- [Direction]: Tell how many lines carry the word "Help"; the reply is the number and nothing else.

[Extracted data entries]
========================

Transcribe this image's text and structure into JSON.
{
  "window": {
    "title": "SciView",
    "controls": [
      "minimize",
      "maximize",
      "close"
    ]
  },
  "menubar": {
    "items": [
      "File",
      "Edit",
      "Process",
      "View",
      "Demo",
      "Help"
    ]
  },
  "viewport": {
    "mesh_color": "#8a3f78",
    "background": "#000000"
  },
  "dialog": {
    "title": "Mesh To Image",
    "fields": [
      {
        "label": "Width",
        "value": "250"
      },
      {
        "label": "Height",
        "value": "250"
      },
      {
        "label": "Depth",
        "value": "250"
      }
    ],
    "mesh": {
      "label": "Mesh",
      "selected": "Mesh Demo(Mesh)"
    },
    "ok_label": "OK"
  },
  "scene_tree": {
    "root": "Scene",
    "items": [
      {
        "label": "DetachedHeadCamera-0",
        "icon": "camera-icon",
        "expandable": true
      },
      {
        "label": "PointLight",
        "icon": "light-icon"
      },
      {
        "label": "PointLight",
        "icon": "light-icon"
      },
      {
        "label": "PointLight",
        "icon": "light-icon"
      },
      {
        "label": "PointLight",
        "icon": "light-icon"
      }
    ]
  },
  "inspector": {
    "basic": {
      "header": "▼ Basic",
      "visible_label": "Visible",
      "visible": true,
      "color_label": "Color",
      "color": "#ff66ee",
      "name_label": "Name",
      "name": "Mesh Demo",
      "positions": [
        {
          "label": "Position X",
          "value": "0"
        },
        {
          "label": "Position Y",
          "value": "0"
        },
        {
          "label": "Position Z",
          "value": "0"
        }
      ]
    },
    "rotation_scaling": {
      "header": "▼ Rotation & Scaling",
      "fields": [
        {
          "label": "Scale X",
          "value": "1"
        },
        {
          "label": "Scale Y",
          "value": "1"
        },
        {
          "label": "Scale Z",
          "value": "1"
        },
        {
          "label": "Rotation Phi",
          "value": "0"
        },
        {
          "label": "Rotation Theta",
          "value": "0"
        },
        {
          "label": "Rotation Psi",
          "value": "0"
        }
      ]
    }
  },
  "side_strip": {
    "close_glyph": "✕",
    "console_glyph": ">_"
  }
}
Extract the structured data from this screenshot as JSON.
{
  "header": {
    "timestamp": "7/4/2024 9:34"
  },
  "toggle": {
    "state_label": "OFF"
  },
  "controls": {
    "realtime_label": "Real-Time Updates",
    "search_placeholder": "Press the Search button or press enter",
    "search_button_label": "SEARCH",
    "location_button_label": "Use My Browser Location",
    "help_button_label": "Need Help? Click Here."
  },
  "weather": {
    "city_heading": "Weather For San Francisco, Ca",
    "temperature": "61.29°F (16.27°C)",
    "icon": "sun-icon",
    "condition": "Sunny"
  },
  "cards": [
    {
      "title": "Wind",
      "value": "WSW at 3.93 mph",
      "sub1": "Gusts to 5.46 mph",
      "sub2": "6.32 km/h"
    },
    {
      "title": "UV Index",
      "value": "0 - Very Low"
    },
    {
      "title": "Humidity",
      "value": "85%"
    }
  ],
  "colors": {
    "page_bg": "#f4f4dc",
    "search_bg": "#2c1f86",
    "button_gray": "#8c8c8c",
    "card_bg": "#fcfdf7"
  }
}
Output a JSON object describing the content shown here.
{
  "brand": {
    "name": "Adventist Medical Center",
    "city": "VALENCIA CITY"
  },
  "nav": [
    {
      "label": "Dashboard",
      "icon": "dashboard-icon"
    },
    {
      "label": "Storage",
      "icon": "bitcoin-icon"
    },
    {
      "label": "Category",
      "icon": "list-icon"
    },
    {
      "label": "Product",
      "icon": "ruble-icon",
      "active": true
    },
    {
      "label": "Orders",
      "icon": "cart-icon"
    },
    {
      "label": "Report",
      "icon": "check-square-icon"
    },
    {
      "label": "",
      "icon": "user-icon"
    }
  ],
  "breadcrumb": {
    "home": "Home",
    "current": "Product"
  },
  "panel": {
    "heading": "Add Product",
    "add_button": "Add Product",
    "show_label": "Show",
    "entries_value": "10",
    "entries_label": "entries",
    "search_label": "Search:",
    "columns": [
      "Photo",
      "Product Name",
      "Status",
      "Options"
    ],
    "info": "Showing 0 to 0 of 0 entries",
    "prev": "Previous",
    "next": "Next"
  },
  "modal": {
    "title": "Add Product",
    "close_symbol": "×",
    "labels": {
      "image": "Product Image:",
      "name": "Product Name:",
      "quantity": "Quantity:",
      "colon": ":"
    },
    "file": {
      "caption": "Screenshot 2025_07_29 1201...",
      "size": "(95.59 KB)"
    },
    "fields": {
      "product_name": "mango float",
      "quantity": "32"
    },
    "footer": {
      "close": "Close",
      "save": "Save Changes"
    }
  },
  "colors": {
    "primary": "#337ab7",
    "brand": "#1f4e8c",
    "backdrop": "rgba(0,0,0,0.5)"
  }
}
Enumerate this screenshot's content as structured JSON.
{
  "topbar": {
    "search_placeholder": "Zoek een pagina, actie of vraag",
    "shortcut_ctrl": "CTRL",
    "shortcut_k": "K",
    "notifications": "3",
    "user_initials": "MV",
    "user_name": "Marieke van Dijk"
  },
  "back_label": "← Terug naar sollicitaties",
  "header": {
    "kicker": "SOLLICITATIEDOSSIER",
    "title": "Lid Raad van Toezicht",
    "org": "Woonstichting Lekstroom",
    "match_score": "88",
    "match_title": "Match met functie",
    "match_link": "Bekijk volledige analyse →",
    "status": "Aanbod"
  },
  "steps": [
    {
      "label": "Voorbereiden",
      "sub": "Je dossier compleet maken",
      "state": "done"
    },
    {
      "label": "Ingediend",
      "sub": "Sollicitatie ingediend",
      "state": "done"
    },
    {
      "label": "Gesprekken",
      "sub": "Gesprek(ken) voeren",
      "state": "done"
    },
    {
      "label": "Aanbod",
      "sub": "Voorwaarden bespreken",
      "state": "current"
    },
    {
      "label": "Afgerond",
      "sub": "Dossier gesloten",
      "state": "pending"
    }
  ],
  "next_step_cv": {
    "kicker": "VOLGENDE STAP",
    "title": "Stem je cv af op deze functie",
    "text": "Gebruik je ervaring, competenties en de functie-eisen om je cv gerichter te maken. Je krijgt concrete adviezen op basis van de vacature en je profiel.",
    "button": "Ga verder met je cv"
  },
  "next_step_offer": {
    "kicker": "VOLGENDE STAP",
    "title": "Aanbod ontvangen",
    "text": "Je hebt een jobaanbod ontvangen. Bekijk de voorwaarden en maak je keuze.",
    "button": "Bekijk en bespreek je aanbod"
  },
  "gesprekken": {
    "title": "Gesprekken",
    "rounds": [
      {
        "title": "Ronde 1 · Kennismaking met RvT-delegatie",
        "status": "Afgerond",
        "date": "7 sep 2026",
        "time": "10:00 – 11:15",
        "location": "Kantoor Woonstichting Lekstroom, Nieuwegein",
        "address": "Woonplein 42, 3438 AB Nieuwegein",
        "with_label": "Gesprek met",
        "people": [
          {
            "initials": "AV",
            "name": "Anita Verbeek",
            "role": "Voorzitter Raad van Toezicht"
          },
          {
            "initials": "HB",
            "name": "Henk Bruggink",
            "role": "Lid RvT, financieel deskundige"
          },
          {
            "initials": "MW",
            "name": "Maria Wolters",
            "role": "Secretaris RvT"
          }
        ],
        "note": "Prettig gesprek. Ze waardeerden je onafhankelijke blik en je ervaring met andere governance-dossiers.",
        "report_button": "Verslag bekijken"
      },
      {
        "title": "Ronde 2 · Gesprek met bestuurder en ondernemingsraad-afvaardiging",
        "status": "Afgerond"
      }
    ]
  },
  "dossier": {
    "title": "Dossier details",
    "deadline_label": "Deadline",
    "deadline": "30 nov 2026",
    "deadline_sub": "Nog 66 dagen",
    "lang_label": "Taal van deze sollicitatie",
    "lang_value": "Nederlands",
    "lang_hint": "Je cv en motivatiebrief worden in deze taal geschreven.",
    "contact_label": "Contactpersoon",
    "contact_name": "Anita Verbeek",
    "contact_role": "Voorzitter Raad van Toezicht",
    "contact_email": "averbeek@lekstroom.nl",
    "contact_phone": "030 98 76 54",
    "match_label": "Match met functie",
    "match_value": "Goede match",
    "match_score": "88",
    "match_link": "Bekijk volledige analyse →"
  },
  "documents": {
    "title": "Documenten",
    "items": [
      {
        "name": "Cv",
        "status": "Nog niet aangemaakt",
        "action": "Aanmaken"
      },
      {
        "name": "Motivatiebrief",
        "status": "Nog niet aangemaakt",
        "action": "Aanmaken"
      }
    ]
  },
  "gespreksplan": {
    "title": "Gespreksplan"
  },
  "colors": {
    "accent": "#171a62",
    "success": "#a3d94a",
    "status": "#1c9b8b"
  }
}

========================

- [Exercise output]: 2